===== Records supplied

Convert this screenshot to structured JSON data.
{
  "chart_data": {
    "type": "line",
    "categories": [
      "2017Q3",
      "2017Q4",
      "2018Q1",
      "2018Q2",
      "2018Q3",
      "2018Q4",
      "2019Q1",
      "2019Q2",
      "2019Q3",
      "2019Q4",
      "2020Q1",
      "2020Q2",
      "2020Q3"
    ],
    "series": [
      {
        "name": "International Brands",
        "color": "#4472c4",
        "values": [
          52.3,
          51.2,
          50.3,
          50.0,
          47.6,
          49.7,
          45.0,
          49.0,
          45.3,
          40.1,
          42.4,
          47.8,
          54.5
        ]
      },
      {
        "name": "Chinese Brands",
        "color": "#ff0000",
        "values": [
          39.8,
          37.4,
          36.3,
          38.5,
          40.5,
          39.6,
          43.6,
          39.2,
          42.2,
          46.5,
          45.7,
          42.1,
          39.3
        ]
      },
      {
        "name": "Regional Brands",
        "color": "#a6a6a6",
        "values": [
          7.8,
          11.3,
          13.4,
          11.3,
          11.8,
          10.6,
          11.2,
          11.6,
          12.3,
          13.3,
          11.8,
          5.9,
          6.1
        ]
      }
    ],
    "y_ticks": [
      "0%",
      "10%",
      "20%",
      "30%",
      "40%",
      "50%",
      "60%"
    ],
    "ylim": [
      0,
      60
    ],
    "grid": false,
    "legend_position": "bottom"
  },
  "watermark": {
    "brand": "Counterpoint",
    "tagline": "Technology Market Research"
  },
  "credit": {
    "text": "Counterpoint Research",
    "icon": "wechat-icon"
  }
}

==========

The problem>
Retype every record above exactly as it appears.

Complete answer>
Convert this screenshot to structured JSON data.
{
  "chart_data": {
    "type": "line",
    "categories": [
      "2017Q3",
      "2017Q4",
      "2018Q1",
      "2018Q2",
      "2018Q3",
      "2018Q4",
      "2019Q1",
      "2019Q2",
      "2019Q3",
      "2019Q4",
      "2020Q1",
      "2020Q2",
      "2020Q3"
    ],
    "series": [
      {
        "name": "International Brands",
        "color": "#4472c4",
        "values": [
          52.3,
          51.2,
          50.3,
          50.0,
          47.6,
          49.7,
          45.0,
          49.0,
          45.3,
          40.1,
          42.4,
          47.8,
          54.5
        ]
      },
      {
        "name": "Chinese Brands",
        "color": "#ff0000",
        "values": [
          39.8,
          37.4,
          36.3,
          38.5,
          40.5,
          39.6,
          43.6,
          39.2,
          42.2,
          46.5,
          45.7,
          42.1,
          39.3
        ]
      },
      {
        "name": "Regional Brands",
        "color": "#a6a6a6",
        "values": [
          7.8,
          11.3,
          13.4,
          11.3,
          11.8,
          10.6,
          11.2,
          11.6,
          12.3,
          13.3,
          11.8,
          5.9,
          6.1
        ]
      }
    ],
    "y_ticks": [
      "0%",
      "10%",
      "20%",
      "30%",
      "40%",
      "50%",
      "60%"
    ],
    "ylim": [
      0,
      60
    ],
    "grid": false,
    "legend_position": "bottom"
  },
  "watermark": {
    "brand": "Counterpoint",
    "tagline": "Technology Market Research"
  },
  "credit": {
    "text": "Counterpoint Research",
    "icon": "wechat-icon"
  }
}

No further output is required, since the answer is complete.